Task statement:
Report only the number of lines that hold the word "رجعتها".

Dataset records:
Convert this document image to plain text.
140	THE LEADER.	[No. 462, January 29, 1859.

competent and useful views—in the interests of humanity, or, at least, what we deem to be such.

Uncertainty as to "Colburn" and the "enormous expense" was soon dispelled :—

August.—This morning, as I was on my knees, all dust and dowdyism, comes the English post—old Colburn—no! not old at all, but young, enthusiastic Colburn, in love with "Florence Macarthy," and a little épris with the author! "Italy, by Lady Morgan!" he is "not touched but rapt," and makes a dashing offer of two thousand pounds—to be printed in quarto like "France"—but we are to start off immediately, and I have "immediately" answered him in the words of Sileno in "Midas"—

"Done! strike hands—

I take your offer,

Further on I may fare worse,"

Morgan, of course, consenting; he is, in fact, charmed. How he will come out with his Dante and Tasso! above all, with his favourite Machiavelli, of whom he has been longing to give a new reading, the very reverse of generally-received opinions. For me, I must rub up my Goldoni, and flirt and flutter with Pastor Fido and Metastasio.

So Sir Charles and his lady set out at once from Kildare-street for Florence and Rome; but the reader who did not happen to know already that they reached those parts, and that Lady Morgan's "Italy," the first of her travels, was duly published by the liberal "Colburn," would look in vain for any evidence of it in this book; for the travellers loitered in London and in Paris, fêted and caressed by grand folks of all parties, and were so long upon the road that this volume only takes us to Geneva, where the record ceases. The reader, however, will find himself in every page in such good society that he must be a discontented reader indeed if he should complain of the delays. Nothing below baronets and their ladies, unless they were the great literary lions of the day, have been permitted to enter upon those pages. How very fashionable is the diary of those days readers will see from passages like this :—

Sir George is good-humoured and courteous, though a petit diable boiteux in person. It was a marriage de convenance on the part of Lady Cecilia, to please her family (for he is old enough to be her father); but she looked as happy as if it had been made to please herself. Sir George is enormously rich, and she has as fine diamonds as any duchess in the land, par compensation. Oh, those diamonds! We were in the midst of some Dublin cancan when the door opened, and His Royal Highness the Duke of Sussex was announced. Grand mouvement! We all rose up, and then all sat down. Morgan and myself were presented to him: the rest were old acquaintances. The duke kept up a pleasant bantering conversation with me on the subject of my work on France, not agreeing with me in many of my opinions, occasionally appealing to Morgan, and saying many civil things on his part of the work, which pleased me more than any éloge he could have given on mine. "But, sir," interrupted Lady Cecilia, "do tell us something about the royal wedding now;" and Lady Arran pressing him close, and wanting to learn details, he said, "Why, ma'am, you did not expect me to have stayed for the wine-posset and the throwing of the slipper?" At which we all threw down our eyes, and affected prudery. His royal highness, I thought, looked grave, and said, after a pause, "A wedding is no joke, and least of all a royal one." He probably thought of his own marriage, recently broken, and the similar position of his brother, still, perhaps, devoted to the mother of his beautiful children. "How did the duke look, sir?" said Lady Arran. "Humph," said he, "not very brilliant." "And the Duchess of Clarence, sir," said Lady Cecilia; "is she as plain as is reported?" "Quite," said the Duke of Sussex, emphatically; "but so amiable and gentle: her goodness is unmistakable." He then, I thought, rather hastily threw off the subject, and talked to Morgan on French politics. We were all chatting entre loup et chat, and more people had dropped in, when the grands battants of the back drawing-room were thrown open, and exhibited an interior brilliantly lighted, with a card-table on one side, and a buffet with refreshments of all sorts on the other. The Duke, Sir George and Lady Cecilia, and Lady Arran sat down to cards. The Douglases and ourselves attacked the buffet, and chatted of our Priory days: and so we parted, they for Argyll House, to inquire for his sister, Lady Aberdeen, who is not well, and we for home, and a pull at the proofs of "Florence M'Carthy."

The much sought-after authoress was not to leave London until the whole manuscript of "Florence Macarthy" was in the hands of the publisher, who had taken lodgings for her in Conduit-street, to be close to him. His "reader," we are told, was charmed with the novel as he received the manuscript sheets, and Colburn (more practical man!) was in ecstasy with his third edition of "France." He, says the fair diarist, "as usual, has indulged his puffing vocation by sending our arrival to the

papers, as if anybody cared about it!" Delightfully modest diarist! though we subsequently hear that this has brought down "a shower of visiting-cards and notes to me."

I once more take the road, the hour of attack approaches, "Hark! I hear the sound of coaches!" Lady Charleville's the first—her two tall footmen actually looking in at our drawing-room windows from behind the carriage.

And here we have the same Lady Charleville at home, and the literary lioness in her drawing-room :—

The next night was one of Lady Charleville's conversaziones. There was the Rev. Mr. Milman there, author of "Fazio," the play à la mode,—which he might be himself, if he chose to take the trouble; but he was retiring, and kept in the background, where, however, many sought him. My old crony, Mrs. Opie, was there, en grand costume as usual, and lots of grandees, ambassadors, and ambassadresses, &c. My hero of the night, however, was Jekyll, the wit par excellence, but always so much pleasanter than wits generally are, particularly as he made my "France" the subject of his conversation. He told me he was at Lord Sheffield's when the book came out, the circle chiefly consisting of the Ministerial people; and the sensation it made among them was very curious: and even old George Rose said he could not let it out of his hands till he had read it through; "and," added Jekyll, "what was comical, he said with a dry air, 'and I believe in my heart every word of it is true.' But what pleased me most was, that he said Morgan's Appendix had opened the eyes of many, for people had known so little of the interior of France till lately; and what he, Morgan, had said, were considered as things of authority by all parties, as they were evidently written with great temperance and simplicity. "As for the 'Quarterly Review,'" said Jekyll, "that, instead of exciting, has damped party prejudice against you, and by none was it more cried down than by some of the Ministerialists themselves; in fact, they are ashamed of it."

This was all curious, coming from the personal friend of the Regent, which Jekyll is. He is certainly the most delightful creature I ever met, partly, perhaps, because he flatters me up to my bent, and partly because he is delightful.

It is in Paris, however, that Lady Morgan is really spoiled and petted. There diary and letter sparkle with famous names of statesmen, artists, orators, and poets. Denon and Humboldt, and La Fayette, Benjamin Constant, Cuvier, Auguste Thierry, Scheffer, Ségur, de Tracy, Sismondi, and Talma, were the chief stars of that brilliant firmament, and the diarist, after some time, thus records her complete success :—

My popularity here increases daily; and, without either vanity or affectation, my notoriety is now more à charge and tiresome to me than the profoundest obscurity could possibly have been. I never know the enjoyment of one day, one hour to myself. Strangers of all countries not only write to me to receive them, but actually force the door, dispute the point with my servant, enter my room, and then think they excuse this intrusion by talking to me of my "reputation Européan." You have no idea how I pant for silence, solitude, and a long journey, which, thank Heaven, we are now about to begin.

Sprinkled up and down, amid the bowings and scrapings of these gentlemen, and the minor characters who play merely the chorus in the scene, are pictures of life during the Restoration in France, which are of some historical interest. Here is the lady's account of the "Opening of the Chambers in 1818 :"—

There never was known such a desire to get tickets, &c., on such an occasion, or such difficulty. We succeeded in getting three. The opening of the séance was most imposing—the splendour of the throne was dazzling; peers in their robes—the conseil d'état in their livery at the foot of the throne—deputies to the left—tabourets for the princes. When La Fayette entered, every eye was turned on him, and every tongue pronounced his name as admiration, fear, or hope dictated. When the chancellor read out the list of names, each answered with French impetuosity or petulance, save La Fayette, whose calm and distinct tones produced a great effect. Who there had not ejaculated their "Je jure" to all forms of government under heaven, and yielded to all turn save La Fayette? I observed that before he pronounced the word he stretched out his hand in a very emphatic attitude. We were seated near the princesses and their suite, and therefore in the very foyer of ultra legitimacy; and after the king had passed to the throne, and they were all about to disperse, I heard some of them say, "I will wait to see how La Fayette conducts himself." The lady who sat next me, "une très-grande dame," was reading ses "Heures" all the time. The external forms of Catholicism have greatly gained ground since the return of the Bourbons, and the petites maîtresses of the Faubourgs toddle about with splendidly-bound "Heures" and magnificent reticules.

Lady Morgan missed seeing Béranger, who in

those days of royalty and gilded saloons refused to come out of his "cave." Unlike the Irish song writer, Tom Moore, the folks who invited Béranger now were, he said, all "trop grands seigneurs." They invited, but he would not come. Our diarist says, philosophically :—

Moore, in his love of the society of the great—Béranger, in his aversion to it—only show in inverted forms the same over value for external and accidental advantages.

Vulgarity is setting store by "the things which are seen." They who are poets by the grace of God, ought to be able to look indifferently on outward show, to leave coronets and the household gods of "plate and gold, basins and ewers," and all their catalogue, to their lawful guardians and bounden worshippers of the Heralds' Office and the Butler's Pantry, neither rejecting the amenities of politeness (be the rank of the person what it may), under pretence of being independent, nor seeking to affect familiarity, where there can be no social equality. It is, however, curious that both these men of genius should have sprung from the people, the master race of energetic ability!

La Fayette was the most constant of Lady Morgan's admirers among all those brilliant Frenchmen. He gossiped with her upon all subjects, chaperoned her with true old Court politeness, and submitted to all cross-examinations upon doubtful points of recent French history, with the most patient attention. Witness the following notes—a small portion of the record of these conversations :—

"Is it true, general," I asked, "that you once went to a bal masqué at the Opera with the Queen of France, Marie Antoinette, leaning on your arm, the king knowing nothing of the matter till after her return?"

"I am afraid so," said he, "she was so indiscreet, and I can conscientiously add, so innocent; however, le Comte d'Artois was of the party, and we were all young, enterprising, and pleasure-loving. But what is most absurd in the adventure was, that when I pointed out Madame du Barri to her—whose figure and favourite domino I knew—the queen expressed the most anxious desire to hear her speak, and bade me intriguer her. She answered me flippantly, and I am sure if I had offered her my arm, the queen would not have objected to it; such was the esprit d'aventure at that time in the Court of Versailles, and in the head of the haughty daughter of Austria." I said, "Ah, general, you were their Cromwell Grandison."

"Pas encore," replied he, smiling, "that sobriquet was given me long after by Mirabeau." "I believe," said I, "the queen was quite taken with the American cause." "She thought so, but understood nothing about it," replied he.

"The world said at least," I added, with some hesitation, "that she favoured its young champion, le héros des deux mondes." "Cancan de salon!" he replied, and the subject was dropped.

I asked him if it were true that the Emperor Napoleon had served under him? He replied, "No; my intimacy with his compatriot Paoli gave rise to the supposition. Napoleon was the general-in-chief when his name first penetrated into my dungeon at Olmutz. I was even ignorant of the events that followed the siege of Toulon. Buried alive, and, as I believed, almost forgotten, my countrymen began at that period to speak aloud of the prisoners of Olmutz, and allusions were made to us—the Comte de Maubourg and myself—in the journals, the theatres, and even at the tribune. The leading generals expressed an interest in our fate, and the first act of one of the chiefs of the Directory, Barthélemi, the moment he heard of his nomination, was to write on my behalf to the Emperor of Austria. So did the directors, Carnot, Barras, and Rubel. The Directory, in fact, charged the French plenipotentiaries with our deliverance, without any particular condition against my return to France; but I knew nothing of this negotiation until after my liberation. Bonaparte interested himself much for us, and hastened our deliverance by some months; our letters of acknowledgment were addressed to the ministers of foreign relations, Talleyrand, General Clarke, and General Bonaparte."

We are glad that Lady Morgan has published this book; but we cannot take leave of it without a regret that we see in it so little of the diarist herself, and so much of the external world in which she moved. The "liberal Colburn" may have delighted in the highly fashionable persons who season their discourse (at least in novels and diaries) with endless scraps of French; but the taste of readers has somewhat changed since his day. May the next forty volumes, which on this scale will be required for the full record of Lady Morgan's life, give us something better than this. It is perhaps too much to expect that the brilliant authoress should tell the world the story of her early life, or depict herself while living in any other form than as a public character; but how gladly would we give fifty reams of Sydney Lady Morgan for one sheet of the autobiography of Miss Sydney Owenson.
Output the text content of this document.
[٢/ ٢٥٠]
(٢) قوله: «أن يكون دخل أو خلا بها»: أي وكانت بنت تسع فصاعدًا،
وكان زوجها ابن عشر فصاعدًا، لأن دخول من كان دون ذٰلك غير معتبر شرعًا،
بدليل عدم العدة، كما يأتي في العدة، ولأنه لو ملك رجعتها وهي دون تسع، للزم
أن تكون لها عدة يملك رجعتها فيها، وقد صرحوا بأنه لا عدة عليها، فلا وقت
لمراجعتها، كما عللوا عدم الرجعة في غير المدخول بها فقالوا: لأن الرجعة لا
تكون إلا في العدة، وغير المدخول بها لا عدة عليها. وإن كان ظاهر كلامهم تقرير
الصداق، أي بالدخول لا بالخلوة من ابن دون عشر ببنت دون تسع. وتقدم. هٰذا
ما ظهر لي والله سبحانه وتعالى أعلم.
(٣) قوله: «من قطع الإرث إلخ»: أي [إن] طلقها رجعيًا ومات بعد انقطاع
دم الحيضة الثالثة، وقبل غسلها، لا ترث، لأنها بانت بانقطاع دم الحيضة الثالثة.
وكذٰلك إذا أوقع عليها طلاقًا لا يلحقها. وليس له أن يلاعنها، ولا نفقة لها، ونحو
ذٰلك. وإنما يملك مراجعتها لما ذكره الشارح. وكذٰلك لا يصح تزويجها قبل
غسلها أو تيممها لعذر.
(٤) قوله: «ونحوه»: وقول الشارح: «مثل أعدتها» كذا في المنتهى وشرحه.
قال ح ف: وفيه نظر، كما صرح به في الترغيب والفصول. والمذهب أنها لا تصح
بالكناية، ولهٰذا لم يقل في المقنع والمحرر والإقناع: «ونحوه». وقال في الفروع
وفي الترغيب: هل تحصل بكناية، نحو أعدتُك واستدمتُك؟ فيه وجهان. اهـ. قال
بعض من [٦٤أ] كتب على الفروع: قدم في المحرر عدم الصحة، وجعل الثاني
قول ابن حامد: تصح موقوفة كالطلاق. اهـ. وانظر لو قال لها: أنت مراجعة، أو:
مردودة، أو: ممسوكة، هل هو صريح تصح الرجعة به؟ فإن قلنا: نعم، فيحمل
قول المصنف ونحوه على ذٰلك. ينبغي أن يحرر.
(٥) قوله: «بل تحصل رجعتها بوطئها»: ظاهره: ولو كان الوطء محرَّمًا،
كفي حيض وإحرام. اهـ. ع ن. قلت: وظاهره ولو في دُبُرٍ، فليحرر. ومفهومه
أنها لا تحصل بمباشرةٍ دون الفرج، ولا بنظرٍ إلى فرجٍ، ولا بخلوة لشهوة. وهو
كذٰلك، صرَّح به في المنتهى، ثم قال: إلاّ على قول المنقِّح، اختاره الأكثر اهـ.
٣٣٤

Reply to the task:
3